◆ What you have to do ◆
Work out the number of lines with "right" in them. Reply with that number and no other words.

◆ Records for processing ◆
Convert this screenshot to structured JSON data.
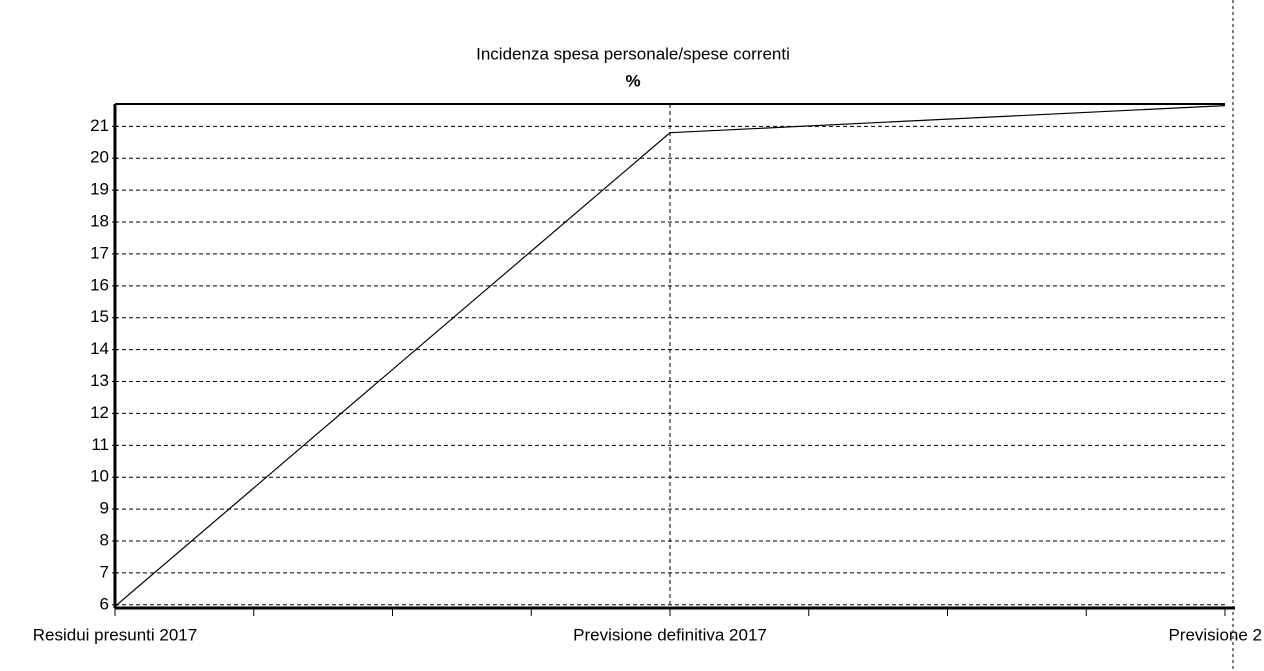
{
  "chart_data": {
    "type": "line",
    "title": "Incidenza spesa personale/spese correnti",
    "subtitle": "%",
    "categories": [
      "Residui presunti 2017",
      "Previsione definitiva 2017",
      "Previsione 2"
    ],
    "series": [
      {
        "name": "Incidenza spesa personale/spese correnti",
        "color": "#000000",
        "values": [
          5.95,
          20.8,
          21.65
        ]
      }
    ],
    "ylim": [
      5.9,
      21.7
    ],
    "yticks": [
      6,
      7,
      8,
      9,
      10,
      11,
      12,
      13,
      14,
      15,
      16,
      17,
      18,
      19,
      20,
      21
    ],
    "grid": true
  }
}
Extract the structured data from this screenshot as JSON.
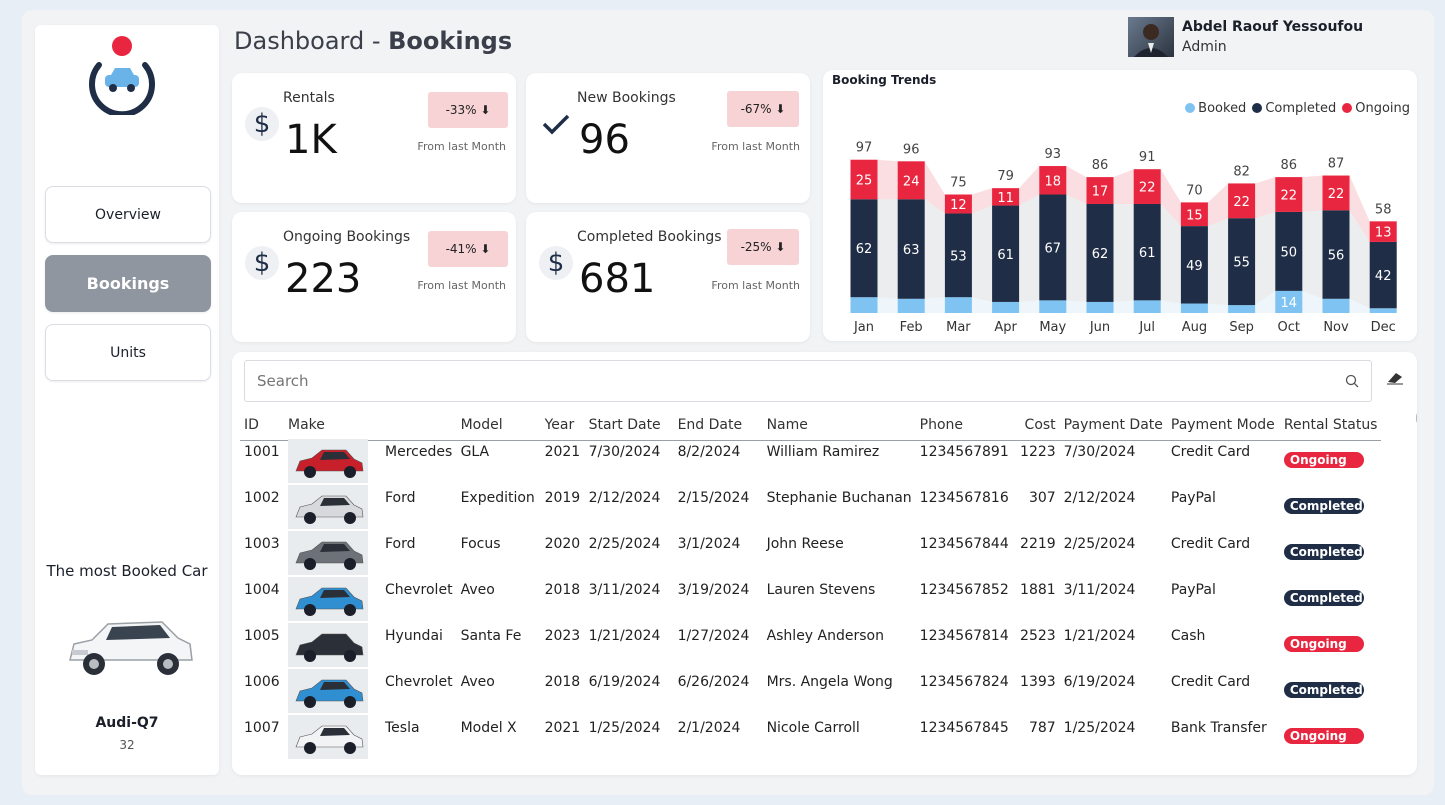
{
  "header": {
    "title_prefix": "Dashboard - ",
    "title_bold": "Bookings"
  },
  "user": {
    "name": "Abdel Raouf Yessoufou",
    "role": "Admin"
  },
  "nav": {
    "overview": "Overview",
    "bookings": "Bookings",
    "units": "Units"
  },
  "most_booked": {
    "title": "The most Booked Car",
    "name": "Audi-Q7",
    "count": "32"
  },
  "kpis": {
    "rentals": {
      "label": "Rentals",
      "value": "1K",
      "change": "-33% ⬇",
      "sub": "From last Month"
    },
    "new_bookings": {
      "label": "New Bookings",
      "value": "96",
      "change": "-67% ⬇",
      "sub": "From last Month"
    },
    "ongoing": {
      "label": "Ongoing Bookings",
      "value": "223",
      "change": "-41% ⬇",
      "sub": "From last Month"
    },
    "completed": {
      "label": "Completed Bookings",
      "value": "681",
      "change": "-25% ⬇",
      "sub": "From last Month"
    }
  },
  "chart_data": {
    "type": "bar",
    "title": "Booking Trends",
    "categories": [
      "Jan",
      "Feb",
      "Mar",
      "Apr",
      "May",
      "Jun",
      "Jul",
      "Aug",
      "Sep",
      "Oct",
      "Nov",
      "Dec"
    ],
    "series": [
      {
        "name": "Booked",
        "color": "#7ec3f1",
        "values": [
          10,
          9,
          10,
          7,
          8,
          7,
          8,
          6,
          5,
          14,
          9,
          3
        ]
      },
      {
        "name": "Completed",
        "color": "#1f2e46",
        "values": [
          62,
          63,
          53,
          61,
          67,
          62,
          61,
          49,
          55,
          50,
          56,
          42
        ]
      },
      {
        "name": "Ongoing",
        "color": "#e8263f",
        "values": [
          25,
          24,
          12,
          11,
          18,
          17,
          22,
          15,
          22,
          22,
          22,
          13
        ]
      }
    ],
    "totals": [
      97,
      96,
      75,
      79,
      93,
      86,
      91,
      70,
      82,
      86,
      87,
      58
    ],
    "visible_booked_label": {
      "index": 9,
      "value": "14"
    },
    "legend": "top-right",
    "stacked": true
  },
  "search": {
    "placeholder": "Search"
  },
  "table": {
    "columns": [
      "ID",
      "Make",
      "",
      "Model",
      "Year",
      "Start Date",
      "End Date",
      "Name",
      "Phone",
      "Cost",
      "Payment Date",
      "Payment Mode",
      "Rental Status"
    ],
    "rows": [
      {
        "id": "1001",
        "make": "Mercedes",
        "model": "GLA",
        "year": "2021",
        "start": "7/30/2024",
        "end": "8/2/2024",
        "name": "William Ramirez",
        "phone": "1234567891",
        "cost": "1223",
        "pay_date": "7/30/2024",
        "pay_mode": "Credit Card",
        "status": "Ongoing",
        "car_color": "#c8202b"
      },
      {
        "id": "1002",
        "make": "Ford",
        "model": "Expedition",
        "year": "2019",
        "start": "2/12/2024",
        "end": "2/15/2024",
        "name": "Stephanie Buchanan",
        "phone": "1234567816",
        "cost": "307",
        "pay_date": "2/12/2024",
        "pay_mode": "PayPal",
        "status": "Completed",
        "car_color": "#d7d9dc"
      },
      {
        "id": "1003",
        "make": "Ford",
        "model": "Focus",
        "year": "2020",
        "start": "2/25/2024",
        "end": "3/1/2024",
        "name": "John Reese",
        "phone": "1234567844",
        "cost": "2219",
        "pay_date": "2/25/2024",
        "pay_mode": "Credit Card",
        "status": "Completed",
        "car_color": "#6d7278"
      },
      {
        "id": "1004",
        "make": "Chevrolet",
        "model": "Aveo",
        "year": "2018",
        "start": "3/11/2024",
        "end": "3/19/2024",
        "name": "Lauren Stevens",
        "phone": "1234567852",
        "cost": "1881",
        "pay_date": "3/11/2024",
        "pay_mode": "PayPal",
        "status": "Completed",
        "car_color": "#2f8fd0"
      },
      {
        "id": "1005",
        "make": "Hyundai",
        "model": "Santa Fe",
        "year": "2023",
        "start": "1/21/2024",
        "end": "1/27/2024",
        "name": "Ashley Anderson",
        "phone": "1234567814",
        "cost": "2523",
        "pay_date": "1/21/2024",
        "pay_mode": "Cash",
        "status": "Ongoing",
        "car_color": "#2a2f38"
      },
      {
        "id": "1006",
        "make": "Chevrolet",
        "model": "Aveo",
        "year": "2018",
        "start": "6/19/2024",
        "end": "6/26/2024",
        "name": "Mrs. Angela Wong",
        "phone": "1234567824",
        "cost": "1393",
        "pay_date": "6/19/2024",
        "pay_mode": "Credit Card",
        "status": "Completed",
        "car_color": "#2f8fd0"
      },
      {
        "id": "1007",
        "make": "Tesla",
        "model": "Model X",
        "year": "2021",
        "start": "1/25/2024",
        "end": "2/1/2024",
        "name": "Nicole Carroll",
        "phone": "1234567845",
        "cost": "787",
        "pay_date": "1/25/2024",
        "pay_mode": "Bank Transfer",
        "status": "Ongoing",
        "car_color": "#f2f3f5"
      }
    ]
  }
}
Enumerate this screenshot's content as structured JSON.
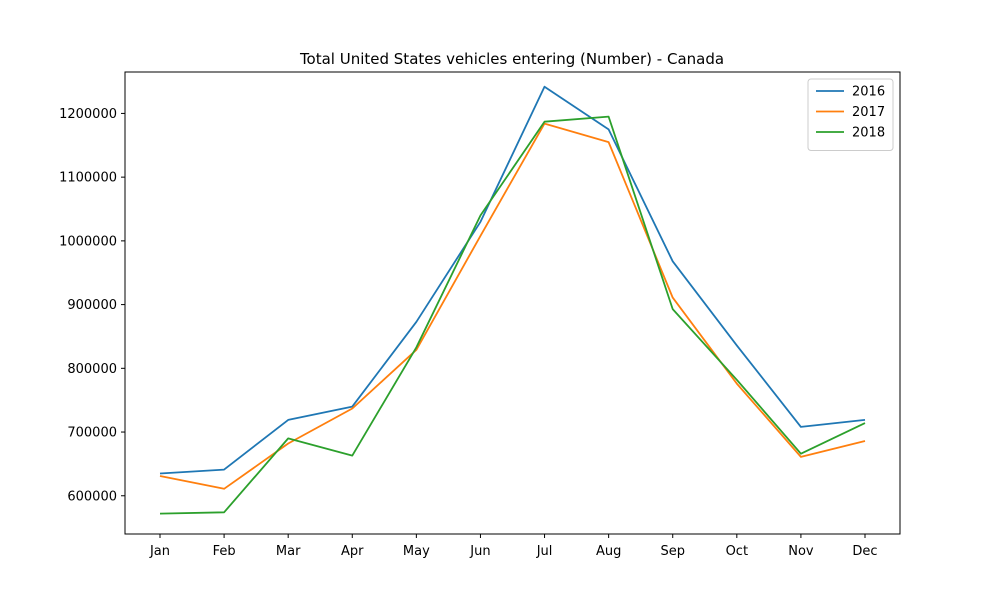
{
  "chart_data": {
    "type": "line",
    "title": "Total United States vehicles entering (Number) - Canada",
    "xlabel": "",
    "ylabel": "",
    "categories": [
      "Jan",
      "Feb",
      "Mar",
      "Apr",
      "May",
      "Jun",
      "Jul",
      "Aug",
      "Sep",
      "Oct",
      "Nov",
      "Dec"
    ],
    "ylim": [
      540000,
      1265000
    ],
    "yticks": [
      600000,
      700000,
      800000,
      900000,
      1000000,
      1100000,
      1200000
    ],
    "ytick_labels": [
      "600000",
      "700000",
      "800000",
      "900000",
      "1000000",
      "1100000",
      "1200000"
    ],
    "grid": false,
    "legend_position": "top-right",
    "series": [
      {
        "name": "2016",
        "color": "#1f77b4",
        "values": [
          635000,
          641000,
          719000,
          740000,
          873000,
          1030000,
          1242000,
          1175000,
          968000,
          836000,
          708000,
          719000
        ]
      },
      {
        "name": "2017",
        "color": "#ff7f0e",
        "values": [
          631000,
          611000,
          682000,
          737000,
          829000,
          1008000,
          1184000,
          1155000,
          911000,
          776000,
          661000,
          686000
        ]
      },
      {
        "name": "2018",
        "color": "#2ca02c",
        "values": [
          572000,
          574000,
          690000,
          663000,
          833000,
          1040000,
          1187000,
          1195000,
          893000,
          782000,
          666000,
          714000
        ]
      }
    ]
  }
}
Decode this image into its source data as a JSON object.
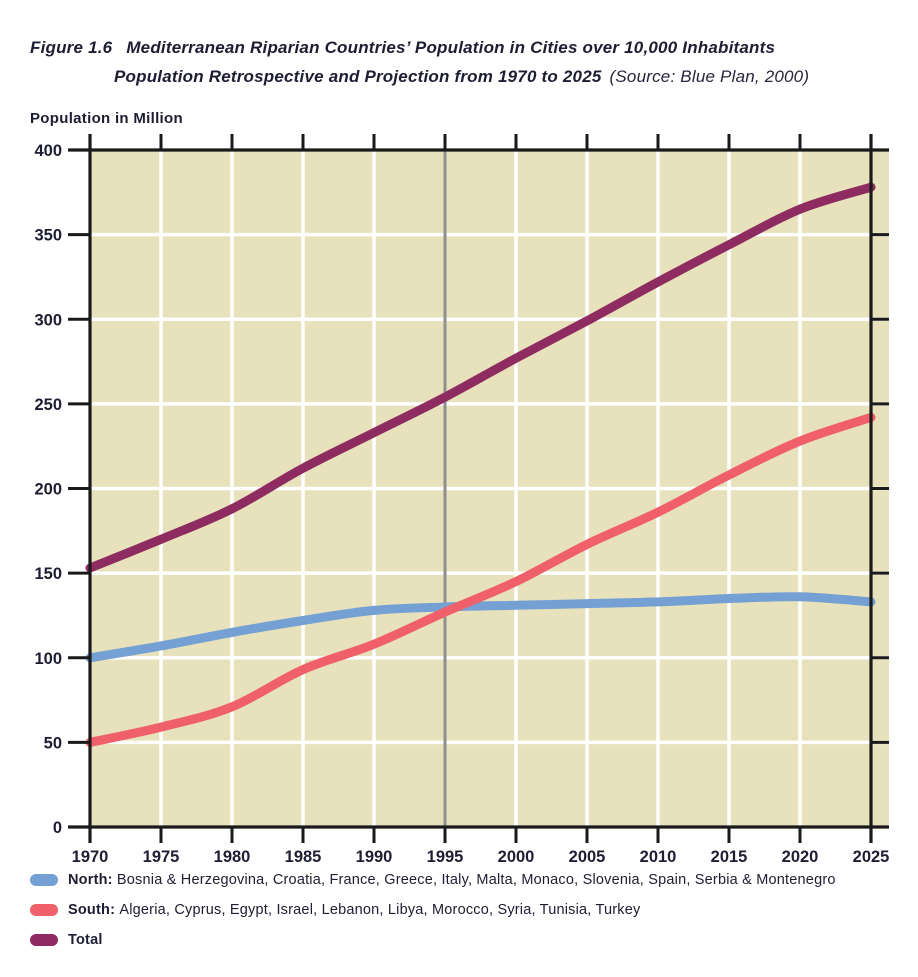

◆ Complete response ◆
2